[Start of Attachment]

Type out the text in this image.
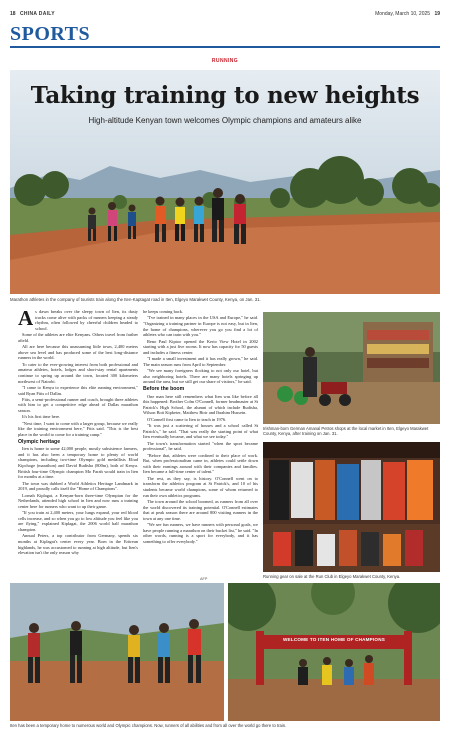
18 CHINA DAILY	Monday, March 10, 2025 19
SPORTS
RUNNING
Taking training to new heights
High-altitude Kenyan town welcomes Olympic champions and amateurs alike
Marathon athletes in the company of tourists train along the Iten-Kaptagat road in Iten, Elgeyo Marakwet County, Kenya, on Jan. 31.

As dawn breaks over the sleepy town of Iten, its dusty tracks come alive with packs of runners keeping a steady rhythm, often followed by cheerful children headed to school.

Some of the athletes are elite Kenyans. Others travel from farther afield.

All are here because this unassuming little town, 2,400 meters above sea level and has produced some of the best long-distance runners in the world.

To cater to the ever-growing interest from both professional and amateur athletes, hotels, lodges and short-stay rental apartments continue to spring up around the town, located 300 kilometers northwest of Nairobi.

"I came to Kenya to experience this elite running environment," said Ryan Fitts of Dallas.

Fitts, a semi-professional runner and coach, brought three athletes with him to get a competitive edge ahead of Dallas marathon season.

It's his first time here.

"Next time, I want to come with a larger group, because we really like the training environment here," Fitts said. "This is the best place in the world to come for a training camp."

Olympic heritage

Iten is home to some 42,000 people, mostly subsistence farmers, and it has also been a temporary home to plenty of world champions, including two-time Olympic gold medallists Eliud Kipchoge (marathon) and David Rudisha (800m), both of Kenya. British four-time Olympic champion Mo Farah would train in Iten for months at a time.

The town was dubbed a World Athletics Heritage Landmark in 2019, and proudly calls itself the "Home of Champions".

Lornah Kiplagat, a Kenyan-born three-time Olympian for the Netherlands, attended high school in Iten and now runs a training center here for runners who want to up their game.

"If you train at 2,400 meters, your lungs expand, your red blood cells increase, and so when you go to low altitude you feel like you are flying," explained Kiplagat, the 2006 world half marathon champion.

Annual Peters, a top contributor from Germany, spends six months at Kiplagat's center every year. Born in the Eritrean highlands, he was accustomed to running at high altitude, but Iten's elevation isn't the only reason why

he keeps coming back.

"I've trained in many places in the USA and Europe," he said. "Organizing a training partner in Europe is not easy, but in Iten, the home of champions, wherever you go you find a lot of athletes who can train with you."

Reno Paul Kiptoo opened the Kerio View Hotel in 2002 starting with a just five rooms. It now has capacity for 50 guests and includes a fitness center.

"I made a small investment and it has really grown," he said. The main season runs from April to September.

"We see many foreigners flocking to not only our hotel, but also neighboring hotels. There are many hotels springing up around the area, but we still get our share of visitors," he said.

Before the boom

One man here still remembers what Iten was like before all this happened: Brother Colm O'Connell, former headmaster at St Patrick's High School, the alumni of which include Rudisha, Wilson Boit Kipketer, Matthew Birir and Ibrahim Hussein.

O'Connell first came to Iten to teach in 1976.

"It was just a scattering of houses and a school called St Patrick's," he said. "That was really the starting point of what Iten eventually became, and what we see today."

The town's transformation started "when the sport became professional", he said.

"Before that, athletes were confined to their place of work. But, when professionalism came in, athletes could settle down with their earnings around with their companies and families. Iten became a full-time center of talent."

The rest, as they say, is history. O'Connell went on to transform the athletics program at St Patrick's, and 10 of his students became world champions, some of whom returned to run their own athletics programs.

The town around the school boomed, as runners from all over the world discovered its training potential. O'Connell estimates that at peak season there are around 800 visiting runners in the town at any one time.

"We see fun runners, we have runners with personal goals, we have people running a marathon on their bucket list," he said. "In other words, running is a sport for everybody, and it has something to offer everybody."

AFP
Irishman-born German Amanal Petros shops at the local market in Iten, Elgeyo Marakwet County, Kenya, after training on Jan. 31.
Running gear on sale at the Run Club in Elgeyo Marakwet County, Kenya.
WELCOME TO ITEN HOME OF CHAMPIONS
Iten has been a temporary home to numerous world and Olympic champions. Now, runners of all abilities and from all over the world go there to train.
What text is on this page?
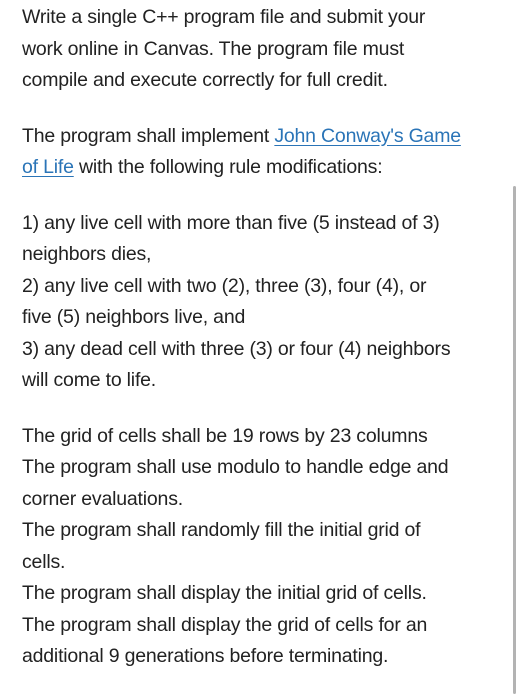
Write a single C++ program file and submit your
work online in Canvas. The program file must
compile and execute correctly for full credit.

The program shall implement John Conway's Game
of Life with the following rule modifications:

1) any live cell with more than five (5 instead of 3)
neighbors dies,
2) any live cell with two (2), three (3), four (4), or
five (5) neighbors live, and
3) any dead cell with three (3) or four (4) neighbors
will come to life.

The grid of cells shall be 19 rows by 23 columns
The program shall use modulo to handle edge and
corner evaluations.
The program shall randomly fill the initial grid of
cells.
The program shall display the initial grid of cells.
The program shall display the grid of cells for an
additional 9 generations before terminating.
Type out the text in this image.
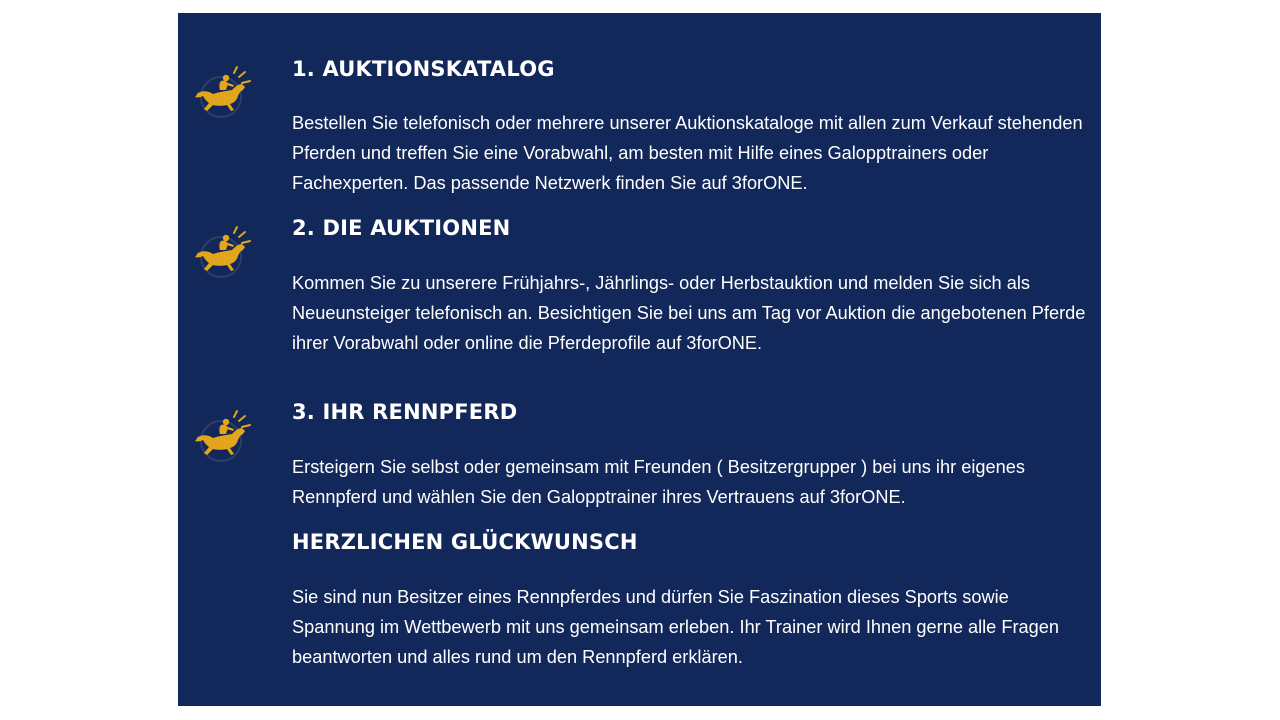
1. AUKTIONSKATALOG

Bestellen Sie telefonisch oder mehrere unserer Auktionskataloge mit allen zum Verkauf stehenden Pferden und treffen Sie eine Vorabwahl, am besten mit Hilfe eines Galopptrainers oder Fachexperten. Das passende Netzwerk finden Sie auf 3forONE.

2. DIE AUKTIONEN

Kommen Sie zu unserere Frühjahrs-, Jährlings- oder Herbstauktion und melden Sie sich als Neueunsteiger telefonisch an. Besichtigen Sie bei uns am Tag vor Auktion die angebotenen Pferde ihrer Vorabwahl oder online die Pferdeprofile auf 3forONE.

3. IHR RENNPFERD

Ersteigern Sie selbst oder gemeinsam mit Freunden ( Besitzergrupper ) bei uns ihr eigenes Rennpferd und wählen Sie den Galopptrainer ihres Vertrauens auf 3forONE.

HERZLICHEN GLÜCKWUNSCH

Sie sind nun Besitzer eines Rennpferdes und dürfen Sie Faszination dieses Sports sowie Spannung im Wettbewerb mit uns gemeinsam erleben. Ihr Trainer wird Ihnen gerne alle Fragen beantworten und alles rund um den Rennpferd erklären.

[End of Attachment]

__ACTIVITY__. Transcribe each record above exactly, leaving every picture out of the copy.

__ANSWER TO THIS PROBLEM__.
Type out the text in this image.
18 CHINA DAILY	Monday, March 10, 2025 19
SPORTS
RUNNING
Taking training to new heights
High-altitude Kenyan town welcomes Olympic champions and amateurs alike
Marathon athletes in the company of tourists train along the Iten-Kaptagat road in Iten, Elgeyo Marakwet County, Kenya, on Jan. 31.

As dawn breaks over the sleepy town of Iten, its dusty tracks come alive with packs of runners keeping a steady rhythm, often followed by cheerful children headed to school.

Some of the athletes are elite Kenyans. Others travel from farther afield.

All are here because this unassuming little town, 2,400 meters above sea level and has produced some of the best long-distance runners in the world.

To cater to the ever-growing interest from both professional and amateur athletes, hotels, lodges and short-stay rental apartments continue to spring up around the town, located 300 kilometers northwest of Nairobi.

"I came to Kenya to experience this elite running environment," said Ryan Fitts of Dallas.

Fitts, a semi-professional runner and coach, brought three athletes with him to get a competitive edge ahead of Dallas marathon season.

It's his first time here.

"Next time, I want to come with a larger group, because we really like the training environment here," Fitts said. "This is the best place in the world to come for a training camp."

Olympic heritage

Iten is home to some 42,000 people, mostly subsistence farmers, and it has also been a temporary home to plenty of world champions, including two-time Olympic gold medallists Eliud Kipchoge (marathon) and David Rudisha (800m), both of Kenya. British four-time Olympic champion Mo Farah would train in Iten for months at a time.

The town was dubbed a World Athletics Heritage Landmark in 2019, and proudly calls itself the "Home of Champions".

Lornah Kiplagat, a Kenyan-born three-time Olympian for the Netherlands, attended high school in Iten and now runs a training center here for runners who want to up their game.

"If you train at 2,400 meters, your lungs expand, your red blood cells increase, and so when you go to low altitude you feel like you are flying," explained Kiplagat, the 2006 world half marathon champion.

Annual Peters, a top contributor from Germany, spends six months at Kiplagat's center every year. Born in the Eritrean highlands, he was accustomed to running at high altitude, but Iten's elevation isn't the only reason why

he keeps coming back.

"I've trained in many places in the USA and Europe," he said. "Organizing a training partner in Europe is not easy, but in Iten, the home of champions, wherever you go you find a lot of athletes who can train with you."

Reno Paul Kiptoo opened the Kerio View Hotel in 2002 starting with a just five rooms. It now has capacity for 50 guests and includes a fitness center.

"I made a small investment and it has really grown," he said. The main season runs from April to September.

"We see many foreigners flocking to not only our hotel, but also neighboring hotels. There are many hotels springing up around the area, but we still get our share of visitors," he said.

Before the boom

One man here still remembers what Iten was like before all this happened: Brother Colm O'Connell, former headmaster at St Patrick's High School, the alumni of which include Rudisha, Wilson Boit Kipketer, Matthew Birir and Ibrahim Hussein.

O'Connell first came to Iten to teach in 1976.

"It was just a scattering of houses and a school called St Patrick's," he said. "That was really the starting point of what Iten eventually became, and what we see today."

The town's transformation started "when the sport became professional", he said.

"Before that, athletes were confined to their place of work. But, when professionalism came in, athletes could settle down with their earnings around with their companies and families. Iten became a full-time center of talent."

The rest, as they say, is history. O'Connell went on to transform the athletics program at St Patrick's, and 10 of his students became world champions, some of whom returned to run their own athletics programs.

The town around the school boomed, as runners from all over the world discovered its training potential. O'Connell estimates that at peak season there are around 800 visiting runners in the town at any one time.

"We see fun runners, we have runners with personal goals, we have people running a marathon on their bucket list," he said. "In other words, running is a sport for everybody, and it has something to offer everybody."

AFP
Irishman-born German Amanal Petros shops at the local market in Iten, Elgeyo Marakwet County, Kenya, after training on Jan. 31.
Running gear on sale at the Run Club in Elgeyo Marakwet County, Kenya.
WELCOME TO ITEN HOME OF CHAMPIONS
Iten has been a temporary home to numerous world and Olympic champions. Now, runners of all abilities and from all over the world go there to train.
What text is on this page?
Write a single C++ program file and submit your
work online in Canvas. The program file must
compile and execute correctly for full credit.

The program shall implement John Conway's Game
of Life with the following rule modifications:

1) any live cell with more than five (5 instead of 3)
neighbors dies,
2) any live cell with two (2), three (3), four (4), or
five (5) neighbors live, and
3) any dead cell with three (3) or four (4) neighbors
will come to life.

The grid of cells shall be 19 rows by 23 columns
The program shall use modulo to handle edge and
corner evaluations.
The program shall randomly fill the initial grid of
cells.
The program shall display the initial grid of cells.
The program shall display the grid of cells for an
additional 9 generations before terminating.
Type out the text in this image.
1. AUKTIONSKATALOG

Bestellen Sie telefonisch oder mehrere unserer Auktionskataloge mit allen zum Verkauf stehenden Pferden und treffen Sie eine Vorabwahl, am besten mit Hilfe eines Galopptrainers oder Fachexperten. Das passende Netzwerk finden Sie auf 3forONE.

2. DIE AUKTIONEN

Kommen Sie zu unserere Frühjahrs-, Jährlings- oder Herbstauktion und melden Sie sich als Neueunsteiger telefonisch an. Besichtigen Sie bei uns am Tag vor Auktion die angebotenen Pferde ihrer Vorabwahl oder online die Pferdeprofile auf 3forONE.

3. IHR RENNPFERD

Ersteigern Sie selbst oder gemeinsam mit Freunden ( Besitzergrupper ) bei uns ihr eigenes Rennpferd und wählen Sie den Galopptrainer ihres Vertrauens auf 3forONE.

HERZLICHEN GLÜCKWUNSCH

Sie sind nun Besitzer eines Rennpferdes und dürfen Sie Faszination dieses Sports sowie Spannung im Wettbewerb mit uns gemeinsam erleben. Ihr Trainer wird Ihnen gerne alle Fragen beantworten und alles rund um den Rennpferd erklären.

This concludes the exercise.